##### Records provided

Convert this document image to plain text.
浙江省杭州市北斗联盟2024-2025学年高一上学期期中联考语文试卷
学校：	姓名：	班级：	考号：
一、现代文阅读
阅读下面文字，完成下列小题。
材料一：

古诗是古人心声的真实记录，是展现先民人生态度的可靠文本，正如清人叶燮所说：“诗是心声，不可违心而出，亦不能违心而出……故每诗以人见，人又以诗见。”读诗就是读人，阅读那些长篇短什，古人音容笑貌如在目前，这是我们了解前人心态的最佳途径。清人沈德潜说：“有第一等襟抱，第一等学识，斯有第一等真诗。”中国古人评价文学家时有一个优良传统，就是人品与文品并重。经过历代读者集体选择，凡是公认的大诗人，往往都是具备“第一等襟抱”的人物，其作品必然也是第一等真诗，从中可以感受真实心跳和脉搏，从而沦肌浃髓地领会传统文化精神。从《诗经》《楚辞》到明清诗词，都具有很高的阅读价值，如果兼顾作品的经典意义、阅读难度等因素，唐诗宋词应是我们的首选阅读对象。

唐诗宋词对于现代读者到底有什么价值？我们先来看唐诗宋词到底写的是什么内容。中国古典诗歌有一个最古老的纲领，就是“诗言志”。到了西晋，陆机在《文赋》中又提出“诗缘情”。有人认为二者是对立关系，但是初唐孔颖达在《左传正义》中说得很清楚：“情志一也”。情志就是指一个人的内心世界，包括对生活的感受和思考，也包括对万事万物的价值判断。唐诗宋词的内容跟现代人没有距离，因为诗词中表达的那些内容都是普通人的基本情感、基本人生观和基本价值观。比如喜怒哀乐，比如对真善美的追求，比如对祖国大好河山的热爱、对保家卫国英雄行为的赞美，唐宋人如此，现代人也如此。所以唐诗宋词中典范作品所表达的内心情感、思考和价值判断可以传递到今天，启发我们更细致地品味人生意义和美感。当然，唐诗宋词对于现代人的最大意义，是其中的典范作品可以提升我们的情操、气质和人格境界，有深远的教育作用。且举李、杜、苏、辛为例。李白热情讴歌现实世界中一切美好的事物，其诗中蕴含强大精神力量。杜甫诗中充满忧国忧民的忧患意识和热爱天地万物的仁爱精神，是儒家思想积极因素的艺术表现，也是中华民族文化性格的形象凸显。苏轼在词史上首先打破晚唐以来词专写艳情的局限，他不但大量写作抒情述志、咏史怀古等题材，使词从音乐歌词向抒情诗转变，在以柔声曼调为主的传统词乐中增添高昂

##########

**Task to carry out:** Retype all the material above precisely, with no line left out.

**Task response:**
Convert this document image to plain text.
浙江省杭州市北斗联盟2024-2025学年高一上学期期中联考语文试卷
学校：	姓名：	班级：	考号：
一、现代文阅读
阅读下面文字，完成下列小题。
材料一：

古诗是古人心声的真实记录，是展现先民人生态度的可靠文本，正如清人叶燮所说：“诗是心声，不可违心而出，亦不能违心而出……故每诗以人见，人又以诗见。”读诗就是读人，阅读那些长篇短什，古人音容笑貌如在目前，这是我们了解前人心态的最佳途径。清人沈德潜说：“有第一等襟抱，第一等学识，斯有第一等真诗。”中国古人评价文学家时有一个优良传统，就是人品与文品并重。经过历代读者集体选择，凡是公认的大诗人，往往都是具备“第一等襟抱”的人物，其作品必然也是第一等真诗，从中可以感受真实心跳和脉搏，从而沦肌浃髓地领会传统文化精神。从《诗经》《楚辞》到明清诗词，都具有很高的阅读价值，如果兼顾作品的经典意义、阅读难度等因素，唐诗宋词应是我们的首选阅读对象。

唐诗宋词对于现代读者到底有什么价值？我们先来看唐诗宋词到底写的是什么内容。中国古典诗歌有一个最古老的纲领，就是“诗言志”。到了西晋，陆机在《文赋》中又提出“诗缘情”。有人认为二者是对立关系，但是初唐孔颖达在《左传正义》中说得很清楚：“情志一也”。情志就是指一个人的内心世界，包括对生活的感受和思考，也包括对万事万物的价值判断。唐诗宋词的内容跟现代人没有距离，因为诗词中表达的那些内容都是普通人的基本情感、基本人生观和基本价值观。比如喜怒哀乐，比如对真善美的追求，比如对祖国大好河山的热爱、对保家卫国英雄行为的赞美，唐宋人如此，现代人也如此。所以唐诗宋词中典范作品所表达的内心情感、思考和价值判断可以传递到今天，启发我们更细致地品味人生意义和美感。当然，唐诗宋词对于现代人的最大意义，是其中的典范作品可以提升我们的情操、气质和人格境界，有深远的教育作用。且举李、杜、苏、辛为例。李白热情讴歌现实世界中一切美好的事物，其诗中蕴含强大精神力量。杜甫诗中充满忧国忧民的忧患意识和热爱天地万物的仁爱精神，是儒家思想积极因素的艺术表现，也是中华民族文化性格的形象凸显。苏轼在词史上首先打破晚唐以来词专写艳情的局限，他不但大量写作抒情述志、咏史怀古等题材，使词从音乐歌词向抒情诗转变，在以柔声曼调为主的传统词乐中增添高昂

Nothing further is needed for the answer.